Your goal: Reproduce all the entries precisely.

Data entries
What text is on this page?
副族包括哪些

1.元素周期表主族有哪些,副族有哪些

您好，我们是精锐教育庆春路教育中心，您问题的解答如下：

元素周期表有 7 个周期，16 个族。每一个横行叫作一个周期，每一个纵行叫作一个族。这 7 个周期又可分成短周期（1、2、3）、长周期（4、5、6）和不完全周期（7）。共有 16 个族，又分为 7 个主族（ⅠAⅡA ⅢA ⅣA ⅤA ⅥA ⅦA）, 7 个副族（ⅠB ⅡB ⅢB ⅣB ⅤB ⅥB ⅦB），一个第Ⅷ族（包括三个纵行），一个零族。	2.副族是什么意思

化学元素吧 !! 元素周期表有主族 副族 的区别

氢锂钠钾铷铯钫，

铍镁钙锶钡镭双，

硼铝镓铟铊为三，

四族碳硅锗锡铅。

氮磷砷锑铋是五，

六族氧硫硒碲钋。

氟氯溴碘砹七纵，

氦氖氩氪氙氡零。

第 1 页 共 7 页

Worked answer:
What text is on this page?
副族包括哪些

1.元素周期表主族有哪些,副族有哪些

您好，我们是精锐教育庆春路教育中心，您问题的解答如下：

元素周期表有 7 个周期，16 个族。每一个横行叫作一个周期，每一个纵行叫作一个族。这 7 个周期又可分成短周期（1、2、3）、长周期（4、5、6）和不完全周期（7）。共有 16 个族，又分为 7 个主族（ⅠAⅡA ⅢA ⅣA ⅤA ⅥA ⅦA）, 7 个副族（ⅠB ⅡB ⅢB ⅣB ⅤB ⅥB ⅦB），一个第Ⅷ族（包括三个纵行），一个零族。	2.副族是什么意思

化学元素吧 !! 元素周期表有主族 副族 的区别

氢锂钠钾铷铯钫，

铍镁钙锶钡镭双，

硼铝镓铟铊为三，

四族碳硅锗锡铅。

氮磷砷锑铋是五，

六族氧硫硒碲钋。

氟氯溴碘砹七纵，

氦氖氩氪氙氡零。

第 1 页 共 7 页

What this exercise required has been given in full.